▸ **Problem details**:
Collect all lines below with the string "Phone".

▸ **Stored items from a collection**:

▶

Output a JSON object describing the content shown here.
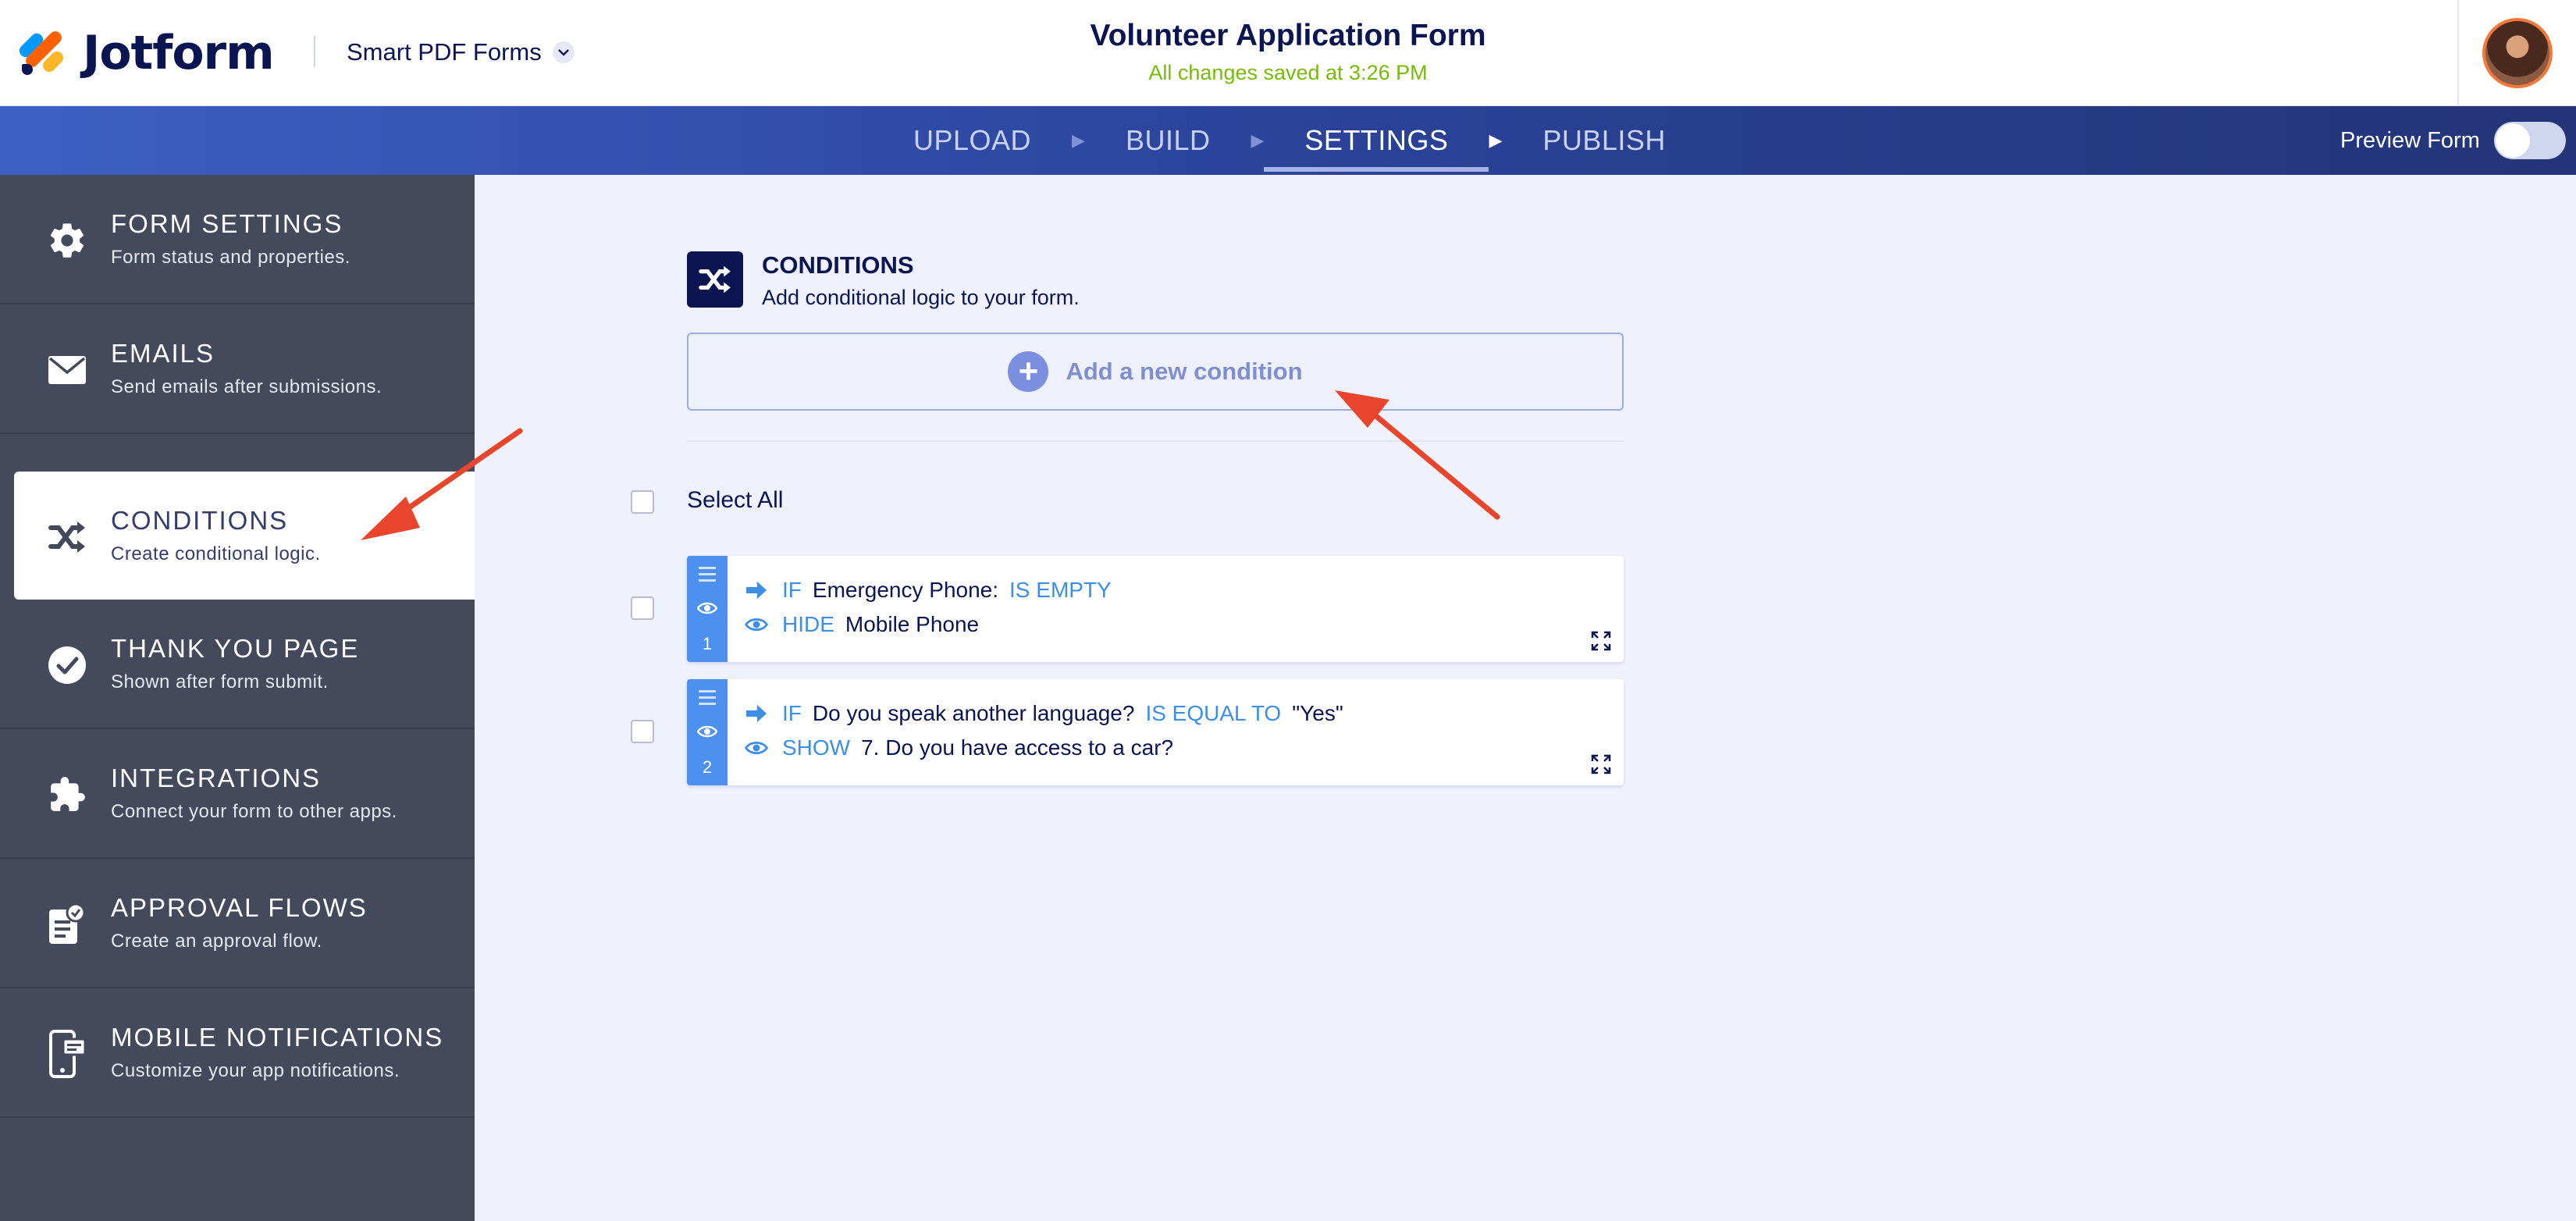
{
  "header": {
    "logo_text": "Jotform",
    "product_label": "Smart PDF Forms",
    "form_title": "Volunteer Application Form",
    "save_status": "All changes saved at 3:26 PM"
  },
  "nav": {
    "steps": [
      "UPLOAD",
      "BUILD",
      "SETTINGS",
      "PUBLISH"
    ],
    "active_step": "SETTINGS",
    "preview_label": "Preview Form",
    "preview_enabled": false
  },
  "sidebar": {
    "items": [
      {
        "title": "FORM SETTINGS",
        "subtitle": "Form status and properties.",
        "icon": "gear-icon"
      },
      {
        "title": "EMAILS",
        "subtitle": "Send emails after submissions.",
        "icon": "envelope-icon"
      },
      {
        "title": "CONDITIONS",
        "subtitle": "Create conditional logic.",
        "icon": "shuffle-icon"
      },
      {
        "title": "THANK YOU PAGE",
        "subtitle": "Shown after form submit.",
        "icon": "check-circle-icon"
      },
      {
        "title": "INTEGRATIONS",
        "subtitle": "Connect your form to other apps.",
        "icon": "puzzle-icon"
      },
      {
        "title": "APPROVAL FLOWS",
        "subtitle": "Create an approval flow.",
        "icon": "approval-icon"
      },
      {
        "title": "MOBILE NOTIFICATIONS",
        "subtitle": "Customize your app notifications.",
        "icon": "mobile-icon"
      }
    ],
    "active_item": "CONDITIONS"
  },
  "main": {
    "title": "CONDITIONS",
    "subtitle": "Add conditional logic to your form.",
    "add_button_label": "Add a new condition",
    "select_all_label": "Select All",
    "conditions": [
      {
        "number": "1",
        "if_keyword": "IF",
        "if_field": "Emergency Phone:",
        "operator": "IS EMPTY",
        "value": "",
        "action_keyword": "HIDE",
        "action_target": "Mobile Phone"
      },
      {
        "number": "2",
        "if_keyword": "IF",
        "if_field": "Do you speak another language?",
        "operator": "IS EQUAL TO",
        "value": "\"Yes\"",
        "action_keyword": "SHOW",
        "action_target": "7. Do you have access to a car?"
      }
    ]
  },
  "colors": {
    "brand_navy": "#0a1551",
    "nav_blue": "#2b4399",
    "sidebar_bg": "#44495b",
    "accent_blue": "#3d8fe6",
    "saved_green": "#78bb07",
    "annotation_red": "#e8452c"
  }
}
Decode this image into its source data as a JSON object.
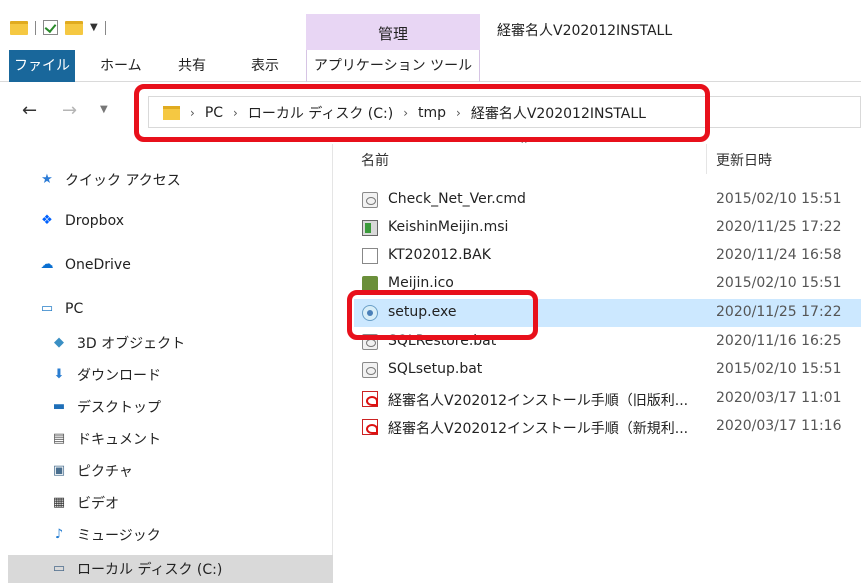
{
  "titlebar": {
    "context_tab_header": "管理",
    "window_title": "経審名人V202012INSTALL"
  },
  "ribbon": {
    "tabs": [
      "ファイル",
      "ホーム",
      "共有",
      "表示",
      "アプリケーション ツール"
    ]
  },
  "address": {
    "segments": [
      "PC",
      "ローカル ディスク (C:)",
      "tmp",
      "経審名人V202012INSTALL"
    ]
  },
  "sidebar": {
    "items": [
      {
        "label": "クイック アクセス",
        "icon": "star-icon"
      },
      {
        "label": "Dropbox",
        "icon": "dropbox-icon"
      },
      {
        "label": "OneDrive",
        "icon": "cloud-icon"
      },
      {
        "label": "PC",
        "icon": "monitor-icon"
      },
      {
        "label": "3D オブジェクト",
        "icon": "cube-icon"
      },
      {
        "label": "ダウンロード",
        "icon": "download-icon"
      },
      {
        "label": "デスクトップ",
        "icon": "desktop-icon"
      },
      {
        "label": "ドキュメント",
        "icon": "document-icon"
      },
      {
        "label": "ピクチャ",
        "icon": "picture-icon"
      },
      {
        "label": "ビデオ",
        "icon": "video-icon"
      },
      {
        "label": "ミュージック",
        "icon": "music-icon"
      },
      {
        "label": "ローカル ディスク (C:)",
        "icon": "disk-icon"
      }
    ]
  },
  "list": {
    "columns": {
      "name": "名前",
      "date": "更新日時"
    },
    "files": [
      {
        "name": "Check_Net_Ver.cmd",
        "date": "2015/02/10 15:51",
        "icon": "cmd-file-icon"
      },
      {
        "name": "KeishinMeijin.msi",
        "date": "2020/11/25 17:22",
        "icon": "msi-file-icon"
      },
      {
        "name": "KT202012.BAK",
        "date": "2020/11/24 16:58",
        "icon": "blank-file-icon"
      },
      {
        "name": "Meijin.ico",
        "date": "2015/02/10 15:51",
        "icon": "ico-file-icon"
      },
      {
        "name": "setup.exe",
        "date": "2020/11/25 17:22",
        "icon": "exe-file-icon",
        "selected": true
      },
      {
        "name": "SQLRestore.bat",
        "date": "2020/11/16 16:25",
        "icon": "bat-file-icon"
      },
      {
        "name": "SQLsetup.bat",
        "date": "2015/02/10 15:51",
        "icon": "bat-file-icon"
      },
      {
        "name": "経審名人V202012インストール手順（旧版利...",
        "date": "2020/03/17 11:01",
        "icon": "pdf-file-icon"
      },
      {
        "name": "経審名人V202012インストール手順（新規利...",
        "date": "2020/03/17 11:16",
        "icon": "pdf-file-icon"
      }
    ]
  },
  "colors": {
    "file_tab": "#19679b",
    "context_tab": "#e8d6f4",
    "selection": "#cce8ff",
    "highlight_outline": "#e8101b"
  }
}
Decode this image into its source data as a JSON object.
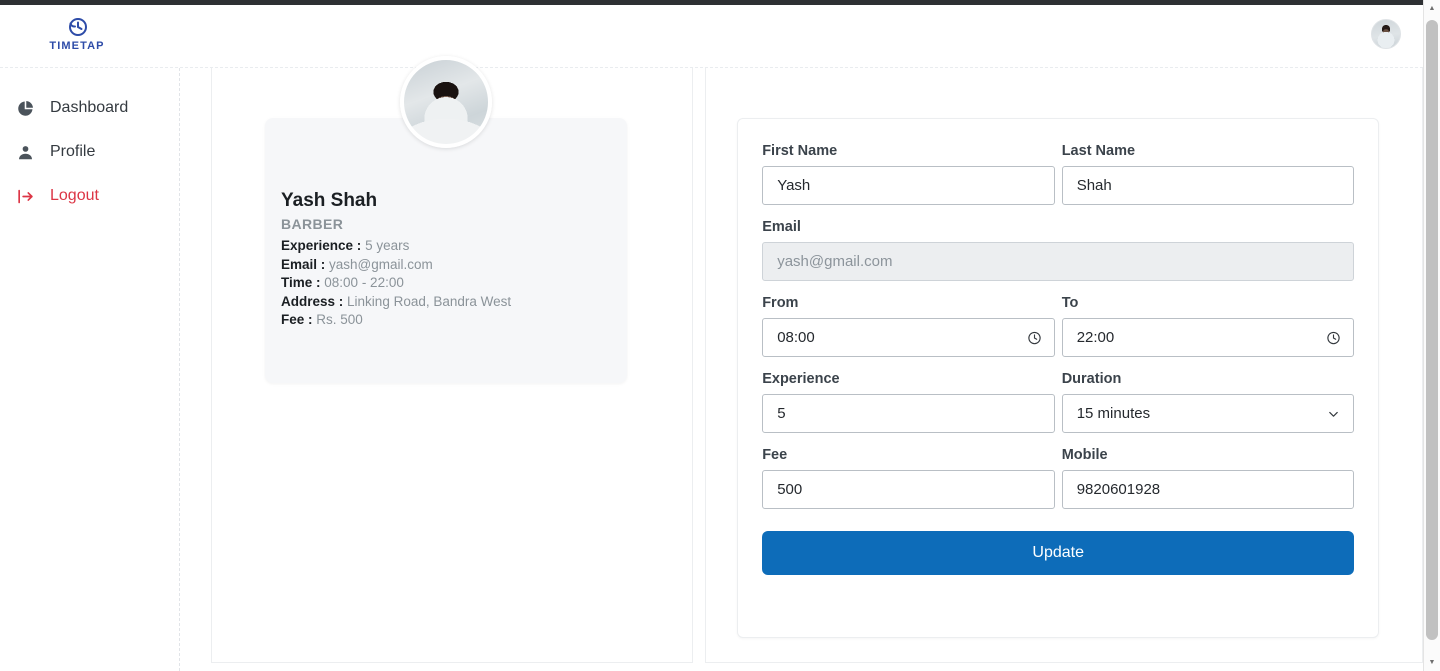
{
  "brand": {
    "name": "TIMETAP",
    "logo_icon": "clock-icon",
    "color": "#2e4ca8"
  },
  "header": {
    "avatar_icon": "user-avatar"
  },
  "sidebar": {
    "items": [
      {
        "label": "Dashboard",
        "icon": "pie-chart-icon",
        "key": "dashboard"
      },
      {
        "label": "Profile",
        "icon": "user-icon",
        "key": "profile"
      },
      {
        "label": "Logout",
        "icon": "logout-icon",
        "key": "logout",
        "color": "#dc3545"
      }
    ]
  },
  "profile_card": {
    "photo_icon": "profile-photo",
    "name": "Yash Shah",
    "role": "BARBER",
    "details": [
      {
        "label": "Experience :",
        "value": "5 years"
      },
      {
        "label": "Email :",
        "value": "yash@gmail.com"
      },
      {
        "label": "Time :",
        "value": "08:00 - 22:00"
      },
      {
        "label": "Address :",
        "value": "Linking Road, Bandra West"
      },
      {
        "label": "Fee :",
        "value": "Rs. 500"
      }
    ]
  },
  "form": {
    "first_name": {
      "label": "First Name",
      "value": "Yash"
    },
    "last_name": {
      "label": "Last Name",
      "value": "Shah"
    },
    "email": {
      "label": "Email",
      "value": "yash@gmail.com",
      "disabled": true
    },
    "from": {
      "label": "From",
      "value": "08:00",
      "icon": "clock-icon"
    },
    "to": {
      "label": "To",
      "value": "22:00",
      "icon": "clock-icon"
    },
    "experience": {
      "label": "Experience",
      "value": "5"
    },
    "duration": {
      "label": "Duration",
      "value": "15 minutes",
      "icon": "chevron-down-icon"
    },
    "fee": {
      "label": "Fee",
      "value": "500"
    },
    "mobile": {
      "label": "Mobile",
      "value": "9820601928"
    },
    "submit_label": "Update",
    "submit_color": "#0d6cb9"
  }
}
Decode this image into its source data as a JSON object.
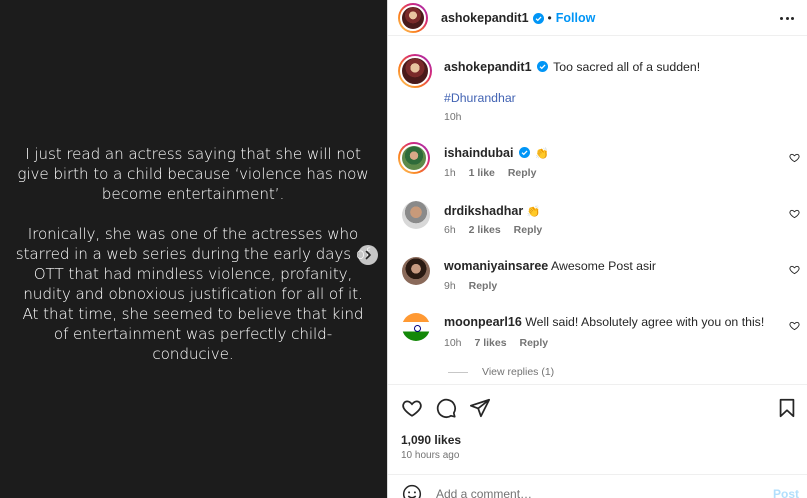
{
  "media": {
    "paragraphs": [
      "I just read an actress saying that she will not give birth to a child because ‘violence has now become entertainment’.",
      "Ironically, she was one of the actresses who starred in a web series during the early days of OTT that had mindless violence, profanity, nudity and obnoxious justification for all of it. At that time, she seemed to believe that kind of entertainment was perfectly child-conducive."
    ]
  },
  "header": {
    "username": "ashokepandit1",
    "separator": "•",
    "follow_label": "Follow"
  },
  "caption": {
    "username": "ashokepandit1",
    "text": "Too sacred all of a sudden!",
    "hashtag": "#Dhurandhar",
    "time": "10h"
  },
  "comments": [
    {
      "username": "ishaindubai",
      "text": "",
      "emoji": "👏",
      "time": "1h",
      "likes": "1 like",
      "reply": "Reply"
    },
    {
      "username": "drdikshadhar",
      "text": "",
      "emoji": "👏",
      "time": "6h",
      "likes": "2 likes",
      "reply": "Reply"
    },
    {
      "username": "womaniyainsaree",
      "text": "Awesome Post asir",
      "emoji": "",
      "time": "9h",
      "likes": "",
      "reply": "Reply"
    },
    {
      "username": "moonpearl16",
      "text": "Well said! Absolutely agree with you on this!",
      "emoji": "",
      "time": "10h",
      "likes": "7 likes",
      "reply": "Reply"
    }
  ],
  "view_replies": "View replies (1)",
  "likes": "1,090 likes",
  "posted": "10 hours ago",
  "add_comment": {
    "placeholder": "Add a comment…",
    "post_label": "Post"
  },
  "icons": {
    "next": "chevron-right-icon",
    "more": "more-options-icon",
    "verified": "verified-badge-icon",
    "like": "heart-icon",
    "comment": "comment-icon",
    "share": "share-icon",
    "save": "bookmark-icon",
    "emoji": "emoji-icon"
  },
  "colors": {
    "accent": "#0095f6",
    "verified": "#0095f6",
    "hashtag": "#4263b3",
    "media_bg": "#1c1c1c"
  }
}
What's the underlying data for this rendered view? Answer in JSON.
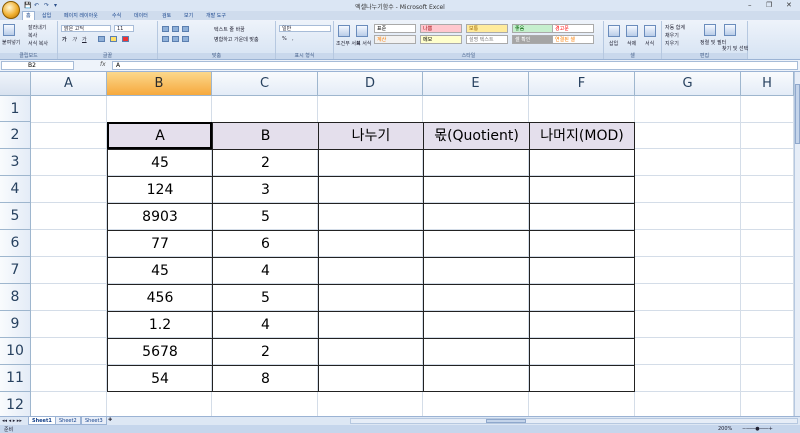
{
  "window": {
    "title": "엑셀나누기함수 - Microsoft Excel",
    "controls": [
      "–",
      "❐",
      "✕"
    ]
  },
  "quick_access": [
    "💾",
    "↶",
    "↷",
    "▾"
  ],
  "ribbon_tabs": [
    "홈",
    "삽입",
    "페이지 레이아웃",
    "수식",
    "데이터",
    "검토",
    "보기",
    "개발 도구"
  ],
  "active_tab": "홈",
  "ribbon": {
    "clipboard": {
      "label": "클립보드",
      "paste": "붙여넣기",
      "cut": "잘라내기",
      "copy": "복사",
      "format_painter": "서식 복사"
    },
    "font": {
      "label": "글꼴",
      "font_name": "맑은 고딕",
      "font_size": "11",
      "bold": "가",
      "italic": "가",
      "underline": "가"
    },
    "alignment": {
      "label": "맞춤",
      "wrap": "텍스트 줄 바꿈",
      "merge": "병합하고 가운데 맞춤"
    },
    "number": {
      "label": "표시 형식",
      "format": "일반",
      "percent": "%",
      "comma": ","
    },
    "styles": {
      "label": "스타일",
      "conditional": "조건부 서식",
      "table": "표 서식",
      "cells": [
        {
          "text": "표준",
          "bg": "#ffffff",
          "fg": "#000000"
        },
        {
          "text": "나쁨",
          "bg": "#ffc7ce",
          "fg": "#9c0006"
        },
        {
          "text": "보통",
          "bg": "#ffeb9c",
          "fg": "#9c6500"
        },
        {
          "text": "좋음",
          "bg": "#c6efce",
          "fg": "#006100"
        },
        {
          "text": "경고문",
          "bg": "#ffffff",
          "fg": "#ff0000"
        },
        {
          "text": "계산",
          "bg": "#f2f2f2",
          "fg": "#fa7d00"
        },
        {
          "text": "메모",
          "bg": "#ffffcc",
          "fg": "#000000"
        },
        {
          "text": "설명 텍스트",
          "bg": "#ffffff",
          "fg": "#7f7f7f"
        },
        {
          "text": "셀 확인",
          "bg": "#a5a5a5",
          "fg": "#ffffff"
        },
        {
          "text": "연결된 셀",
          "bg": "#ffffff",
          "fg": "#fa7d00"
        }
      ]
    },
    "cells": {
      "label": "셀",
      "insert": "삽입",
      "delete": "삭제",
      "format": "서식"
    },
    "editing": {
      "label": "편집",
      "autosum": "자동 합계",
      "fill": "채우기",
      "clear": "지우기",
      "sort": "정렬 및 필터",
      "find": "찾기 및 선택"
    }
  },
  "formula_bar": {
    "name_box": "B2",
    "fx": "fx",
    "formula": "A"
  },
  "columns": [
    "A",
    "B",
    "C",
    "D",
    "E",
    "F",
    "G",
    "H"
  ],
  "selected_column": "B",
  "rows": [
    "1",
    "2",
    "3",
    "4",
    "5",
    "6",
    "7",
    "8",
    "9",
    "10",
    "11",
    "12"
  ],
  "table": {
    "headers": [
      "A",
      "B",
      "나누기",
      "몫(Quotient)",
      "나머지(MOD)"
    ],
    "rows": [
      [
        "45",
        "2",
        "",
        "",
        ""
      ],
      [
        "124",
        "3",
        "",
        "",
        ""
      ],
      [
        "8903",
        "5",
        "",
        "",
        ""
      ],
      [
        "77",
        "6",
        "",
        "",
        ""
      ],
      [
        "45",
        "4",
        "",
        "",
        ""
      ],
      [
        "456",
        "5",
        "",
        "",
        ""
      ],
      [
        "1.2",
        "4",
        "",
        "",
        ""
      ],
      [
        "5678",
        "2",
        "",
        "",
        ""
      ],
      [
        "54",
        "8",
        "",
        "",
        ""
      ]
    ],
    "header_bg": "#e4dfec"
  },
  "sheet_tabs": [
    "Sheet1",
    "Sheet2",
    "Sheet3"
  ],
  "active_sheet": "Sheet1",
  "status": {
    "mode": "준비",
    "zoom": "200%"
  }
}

◀

▸ **Correct output**:
        "if_field": "Emergency Phone:",
        "action_target": "Mobile Phone"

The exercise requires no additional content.